▶ [Stated problem] Return all the entries exactly, keeping pictures out.

▶ [Data in this exercise]
* * * *
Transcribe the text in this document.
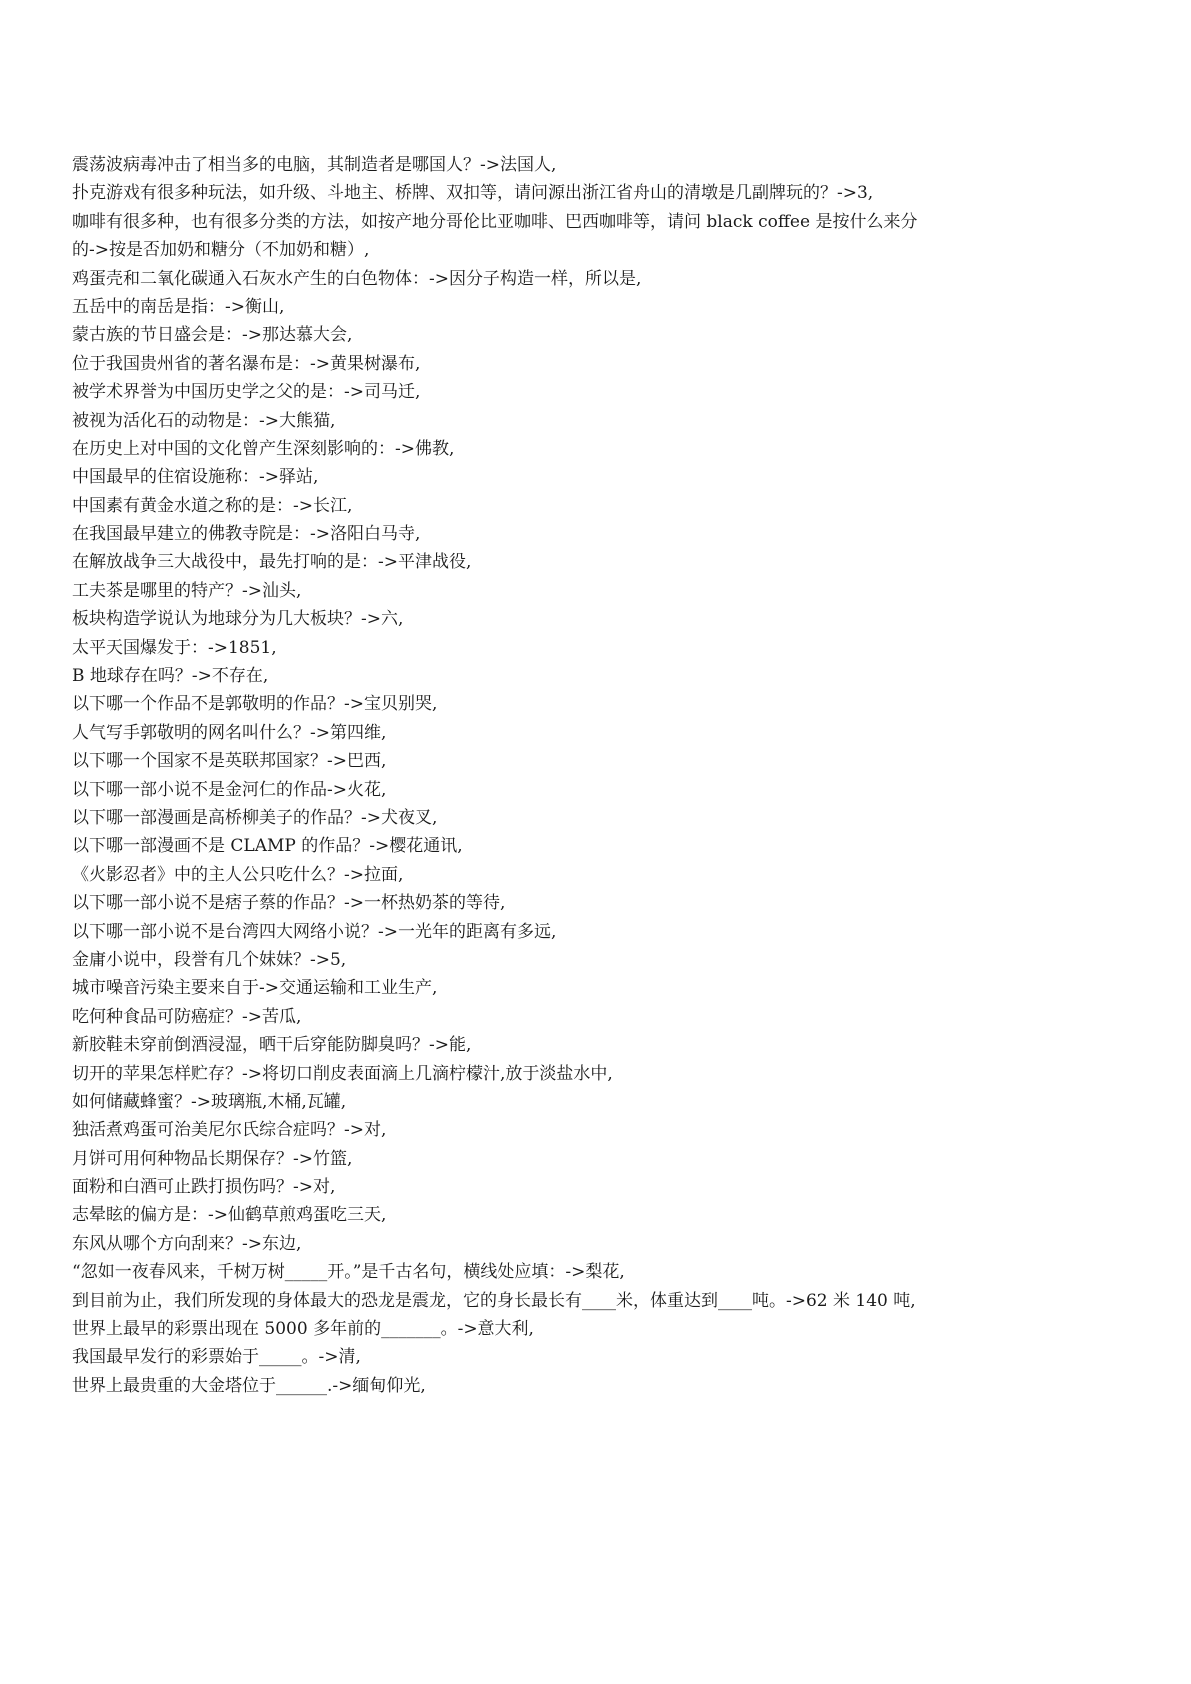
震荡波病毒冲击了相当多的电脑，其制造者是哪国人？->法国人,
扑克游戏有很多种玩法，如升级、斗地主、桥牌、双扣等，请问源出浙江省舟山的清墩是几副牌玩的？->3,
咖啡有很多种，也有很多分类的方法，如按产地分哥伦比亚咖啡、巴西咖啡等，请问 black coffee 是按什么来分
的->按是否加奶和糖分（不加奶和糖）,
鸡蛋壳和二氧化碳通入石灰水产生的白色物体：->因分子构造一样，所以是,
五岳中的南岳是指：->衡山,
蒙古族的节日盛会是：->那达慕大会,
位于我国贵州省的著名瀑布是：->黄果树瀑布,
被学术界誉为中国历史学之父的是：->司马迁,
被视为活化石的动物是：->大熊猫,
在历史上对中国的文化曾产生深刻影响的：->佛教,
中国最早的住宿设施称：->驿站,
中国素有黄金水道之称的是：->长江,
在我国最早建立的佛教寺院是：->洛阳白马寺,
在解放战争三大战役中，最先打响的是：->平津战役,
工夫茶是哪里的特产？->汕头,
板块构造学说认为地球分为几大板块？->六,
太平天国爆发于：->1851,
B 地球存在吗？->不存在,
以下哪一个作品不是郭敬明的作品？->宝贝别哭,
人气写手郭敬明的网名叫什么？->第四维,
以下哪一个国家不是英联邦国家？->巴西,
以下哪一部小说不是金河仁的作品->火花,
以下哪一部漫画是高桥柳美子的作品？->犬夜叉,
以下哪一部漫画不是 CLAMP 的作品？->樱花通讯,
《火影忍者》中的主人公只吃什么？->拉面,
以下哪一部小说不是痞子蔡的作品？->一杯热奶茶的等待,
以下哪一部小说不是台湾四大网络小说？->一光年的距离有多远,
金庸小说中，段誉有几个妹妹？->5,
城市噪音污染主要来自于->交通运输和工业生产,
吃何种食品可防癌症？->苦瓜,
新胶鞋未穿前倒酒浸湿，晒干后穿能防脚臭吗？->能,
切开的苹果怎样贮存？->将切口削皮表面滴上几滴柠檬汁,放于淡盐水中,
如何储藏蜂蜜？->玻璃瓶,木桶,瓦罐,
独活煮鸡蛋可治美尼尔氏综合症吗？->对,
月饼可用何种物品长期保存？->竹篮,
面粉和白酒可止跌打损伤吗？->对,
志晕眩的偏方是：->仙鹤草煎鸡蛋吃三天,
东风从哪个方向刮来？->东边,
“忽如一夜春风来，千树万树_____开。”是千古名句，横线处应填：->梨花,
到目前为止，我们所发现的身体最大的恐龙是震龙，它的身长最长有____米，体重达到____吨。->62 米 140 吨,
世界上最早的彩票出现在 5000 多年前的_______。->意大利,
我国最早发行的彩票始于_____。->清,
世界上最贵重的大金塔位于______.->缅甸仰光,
* * * *
▶ [Final answer]
Transcribe the text in this document.
震荡波病毒冲击了相当多的电脑，其制造者是哪国人？->法国人,
扑克游戏有很多种玩法，如升级、斗地主、桥牌、双扣等，请问源出浙江省舟山的清墩是几副牌玩的？->3,
咖啡有很多种，也有很多分类的方法，如按产地分哥伦比亚咖啡、巴西咖啡等，请问 black coffee 是按什么来分
的->按是否加奶和糖分（不加奶和糖）,
鸡蛋壳和二氧化碳通入石灰水产生的白色物体：->因分子构造一样，所以是,
五岳中的南岳是指：->衡山,
蒙古族的节日盛会是：->那达慕大会,
位于我国贵州省的著名瀑布是：->黄果树瀑布,
被学术界誉为中国历史学之父的是：->司马迁,
被视为活化石的动物是：->大熊猫,
在历史上对中国的文化曾产生深刻影响的：->佛教,
中国最早的住宿设施称：->驿站,
中国素有黄金水道之称的是：->长江,
在我国最早建立的佛教寺院是：->洛阳白马寺,
在解放战争三大战役中，最先打响的是：->平津战役,
工夫茶是哪里的特产？->汕头,
板块构造学说认为地球分为几大板块？->六,
太平天国爆发于：->1851,
B 地球存在吗？->不存在,
以下哪一个作品不是郭敬明的作品？->宝贝别哭,
人气写手郭敬明的网名叫什么？->第四维,
以下哪一个国家不是英联邦国家？->巴西,
以下哪一部小说不是金河仁的作品->火花,
以下哪一部漫画是高桥柳美子的作品？->犬夜叉,
以下哪一部漫画不是 CLAMP 的作品？->樱花通讯,
《火影忍者》中的主人公只吃什么？->拉面,
以下哪一部小说不是痞子蔡的作品？->一杯热奶茶的等待,
以下哪一部小说不是台湾四大网络小说？->一光年的距离有多远,
金庸小说中，段誉有几个妹妹？->5,
城市噪音污染主要来自于->交通运输和工业生产,
吃何种食品可防癌症？->苦瓜,
新胶鞋未穿前倒酒浸湿，晒干后穿能防脚臭吗？->能,
切开的苹果怎样贮存？->将切口削皮表面滴上几滴柠檬汁,放于淡盐水中,
如何储藏蜂蜜？->玻璃瓶,木桶,瓦罐,
独活煮鸡蛋可治美尼尔氏综合症吗？->对,
月饼可用何种物品长期保存？->竹篮,
面粉和白酒可止跌打损伤吗？->对,
志晕眩的偏方是：->仙鹤草煎鸡蛋吃三天,
东风从哪个方向刮来？->东边,
“忽如一夜春风来，千树万树_____开。”是千古名句，横线处应填：->梨花,
到目前为止，我们所发现的身体最大的恐龙是震龙，它的身长最长有____米，体重达到____吨。->62 米 140 吨,
世界上最早的彩票出现在 5000 多年前的_______。->意大利,
我国最早发行的彩票始于_____。->清,
世界上最贵重的大金塔位于______.->缅甸仰光,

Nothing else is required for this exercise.